** start of Dataset content **

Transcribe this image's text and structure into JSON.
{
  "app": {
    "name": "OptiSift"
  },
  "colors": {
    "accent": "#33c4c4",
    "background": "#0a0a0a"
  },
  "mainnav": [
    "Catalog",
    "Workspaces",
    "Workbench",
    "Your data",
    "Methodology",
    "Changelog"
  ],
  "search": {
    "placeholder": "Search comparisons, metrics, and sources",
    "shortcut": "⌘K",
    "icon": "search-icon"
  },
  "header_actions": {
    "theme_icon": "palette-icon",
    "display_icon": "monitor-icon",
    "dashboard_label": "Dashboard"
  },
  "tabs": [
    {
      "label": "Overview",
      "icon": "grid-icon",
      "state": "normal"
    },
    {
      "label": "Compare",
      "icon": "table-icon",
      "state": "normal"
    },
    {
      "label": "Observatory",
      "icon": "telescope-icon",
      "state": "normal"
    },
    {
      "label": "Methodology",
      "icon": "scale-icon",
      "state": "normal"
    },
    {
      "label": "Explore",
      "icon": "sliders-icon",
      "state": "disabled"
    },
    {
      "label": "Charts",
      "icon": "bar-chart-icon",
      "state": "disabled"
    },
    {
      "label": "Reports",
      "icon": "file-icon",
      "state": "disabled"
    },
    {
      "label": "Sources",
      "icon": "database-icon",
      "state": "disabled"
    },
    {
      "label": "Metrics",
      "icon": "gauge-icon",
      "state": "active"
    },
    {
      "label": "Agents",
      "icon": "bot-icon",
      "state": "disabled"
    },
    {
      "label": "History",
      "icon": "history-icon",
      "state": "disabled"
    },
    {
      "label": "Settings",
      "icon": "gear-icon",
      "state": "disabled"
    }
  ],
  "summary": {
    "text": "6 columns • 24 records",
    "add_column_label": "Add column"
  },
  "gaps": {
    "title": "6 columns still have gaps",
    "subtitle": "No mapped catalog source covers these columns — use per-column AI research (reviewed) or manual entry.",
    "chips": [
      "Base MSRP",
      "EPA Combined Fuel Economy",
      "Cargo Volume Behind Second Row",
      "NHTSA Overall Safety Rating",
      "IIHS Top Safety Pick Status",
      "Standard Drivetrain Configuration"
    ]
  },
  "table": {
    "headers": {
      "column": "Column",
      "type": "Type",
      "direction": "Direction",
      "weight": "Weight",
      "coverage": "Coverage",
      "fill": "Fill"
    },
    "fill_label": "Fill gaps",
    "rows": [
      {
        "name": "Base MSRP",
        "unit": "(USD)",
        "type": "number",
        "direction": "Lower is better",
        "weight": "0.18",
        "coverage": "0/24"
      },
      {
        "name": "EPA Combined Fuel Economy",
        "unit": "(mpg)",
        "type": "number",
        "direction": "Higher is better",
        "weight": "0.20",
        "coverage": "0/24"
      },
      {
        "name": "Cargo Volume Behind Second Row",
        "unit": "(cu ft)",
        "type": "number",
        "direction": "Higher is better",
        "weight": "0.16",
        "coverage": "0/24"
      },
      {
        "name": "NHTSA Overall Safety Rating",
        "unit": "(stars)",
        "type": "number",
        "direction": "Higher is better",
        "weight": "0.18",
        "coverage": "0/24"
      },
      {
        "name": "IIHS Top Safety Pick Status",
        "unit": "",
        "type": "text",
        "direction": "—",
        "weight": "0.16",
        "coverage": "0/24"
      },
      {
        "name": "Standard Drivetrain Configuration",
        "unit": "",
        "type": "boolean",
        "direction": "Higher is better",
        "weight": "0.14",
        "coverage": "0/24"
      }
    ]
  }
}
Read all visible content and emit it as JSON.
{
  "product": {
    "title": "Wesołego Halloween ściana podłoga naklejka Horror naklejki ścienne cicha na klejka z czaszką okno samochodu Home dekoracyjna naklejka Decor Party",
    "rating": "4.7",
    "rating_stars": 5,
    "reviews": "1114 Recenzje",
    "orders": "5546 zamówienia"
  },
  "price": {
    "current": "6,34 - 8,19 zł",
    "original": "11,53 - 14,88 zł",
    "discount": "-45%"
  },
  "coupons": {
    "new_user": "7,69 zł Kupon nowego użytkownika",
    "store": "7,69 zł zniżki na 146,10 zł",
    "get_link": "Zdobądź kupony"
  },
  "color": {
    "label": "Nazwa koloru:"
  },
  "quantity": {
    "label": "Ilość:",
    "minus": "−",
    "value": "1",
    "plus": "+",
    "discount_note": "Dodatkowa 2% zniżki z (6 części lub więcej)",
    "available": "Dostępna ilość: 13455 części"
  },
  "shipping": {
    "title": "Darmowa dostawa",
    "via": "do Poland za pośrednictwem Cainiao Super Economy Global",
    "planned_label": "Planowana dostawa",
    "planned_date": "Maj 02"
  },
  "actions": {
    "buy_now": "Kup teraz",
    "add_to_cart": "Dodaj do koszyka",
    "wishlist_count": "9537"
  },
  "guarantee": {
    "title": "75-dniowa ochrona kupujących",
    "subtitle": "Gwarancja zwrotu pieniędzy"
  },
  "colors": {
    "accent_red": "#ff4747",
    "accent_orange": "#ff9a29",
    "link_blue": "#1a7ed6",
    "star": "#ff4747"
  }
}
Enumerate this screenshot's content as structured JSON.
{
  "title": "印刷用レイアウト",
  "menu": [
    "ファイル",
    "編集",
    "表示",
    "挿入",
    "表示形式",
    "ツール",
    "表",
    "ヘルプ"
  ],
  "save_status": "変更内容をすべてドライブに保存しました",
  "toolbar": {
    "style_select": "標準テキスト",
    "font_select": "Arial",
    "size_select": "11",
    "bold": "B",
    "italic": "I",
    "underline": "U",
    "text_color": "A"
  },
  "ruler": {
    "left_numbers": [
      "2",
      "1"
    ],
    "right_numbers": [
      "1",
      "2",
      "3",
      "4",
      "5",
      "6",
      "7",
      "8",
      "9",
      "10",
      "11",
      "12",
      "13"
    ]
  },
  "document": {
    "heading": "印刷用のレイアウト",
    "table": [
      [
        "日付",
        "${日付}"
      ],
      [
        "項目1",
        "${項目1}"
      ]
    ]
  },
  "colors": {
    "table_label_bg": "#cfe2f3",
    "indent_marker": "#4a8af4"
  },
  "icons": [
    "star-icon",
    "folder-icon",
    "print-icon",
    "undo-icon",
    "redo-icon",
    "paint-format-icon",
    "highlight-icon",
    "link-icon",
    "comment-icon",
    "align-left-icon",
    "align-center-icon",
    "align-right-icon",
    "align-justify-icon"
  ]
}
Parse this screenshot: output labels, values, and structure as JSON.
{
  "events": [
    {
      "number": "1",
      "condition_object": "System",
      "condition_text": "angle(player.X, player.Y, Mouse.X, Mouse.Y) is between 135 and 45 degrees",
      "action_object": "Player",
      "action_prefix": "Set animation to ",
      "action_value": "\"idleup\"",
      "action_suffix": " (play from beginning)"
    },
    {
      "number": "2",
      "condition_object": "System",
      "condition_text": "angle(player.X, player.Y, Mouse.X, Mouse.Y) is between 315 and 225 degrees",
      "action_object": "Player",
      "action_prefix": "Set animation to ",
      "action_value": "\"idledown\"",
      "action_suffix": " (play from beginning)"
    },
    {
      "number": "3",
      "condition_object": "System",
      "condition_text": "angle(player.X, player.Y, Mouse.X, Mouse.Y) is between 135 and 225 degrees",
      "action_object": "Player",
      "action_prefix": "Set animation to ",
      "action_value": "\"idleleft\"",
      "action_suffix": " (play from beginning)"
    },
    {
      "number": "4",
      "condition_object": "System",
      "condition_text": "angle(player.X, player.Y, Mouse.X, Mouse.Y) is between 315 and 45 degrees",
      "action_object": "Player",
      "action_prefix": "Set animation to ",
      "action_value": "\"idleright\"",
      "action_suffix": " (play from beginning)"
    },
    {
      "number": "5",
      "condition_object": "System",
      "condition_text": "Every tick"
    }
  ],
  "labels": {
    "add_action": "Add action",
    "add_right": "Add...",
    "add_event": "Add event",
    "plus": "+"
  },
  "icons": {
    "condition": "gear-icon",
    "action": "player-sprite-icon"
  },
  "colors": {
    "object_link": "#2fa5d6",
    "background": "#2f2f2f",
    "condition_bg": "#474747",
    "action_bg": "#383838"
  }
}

** end of Dataset content **

#### [What you are asked to do]
Report how many lines of the data hold the string "Standard"; give only the number.

#### [Exercise output]
2